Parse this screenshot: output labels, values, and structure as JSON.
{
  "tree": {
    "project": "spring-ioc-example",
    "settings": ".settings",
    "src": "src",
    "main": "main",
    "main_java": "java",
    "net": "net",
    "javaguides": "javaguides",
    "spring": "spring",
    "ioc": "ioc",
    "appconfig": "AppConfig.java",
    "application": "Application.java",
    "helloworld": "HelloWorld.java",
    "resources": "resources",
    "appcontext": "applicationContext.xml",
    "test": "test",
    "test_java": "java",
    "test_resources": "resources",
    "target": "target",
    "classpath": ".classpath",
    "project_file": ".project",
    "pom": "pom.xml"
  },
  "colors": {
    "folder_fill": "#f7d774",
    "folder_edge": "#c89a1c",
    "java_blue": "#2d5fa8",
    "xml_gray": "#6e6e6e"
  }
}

•••••

What you have to do:
Locate the string "project" in the listing above and copy every line where it occurs.

Task solution:
    "project": "spring-ioc-example",
    "project_file": ".project",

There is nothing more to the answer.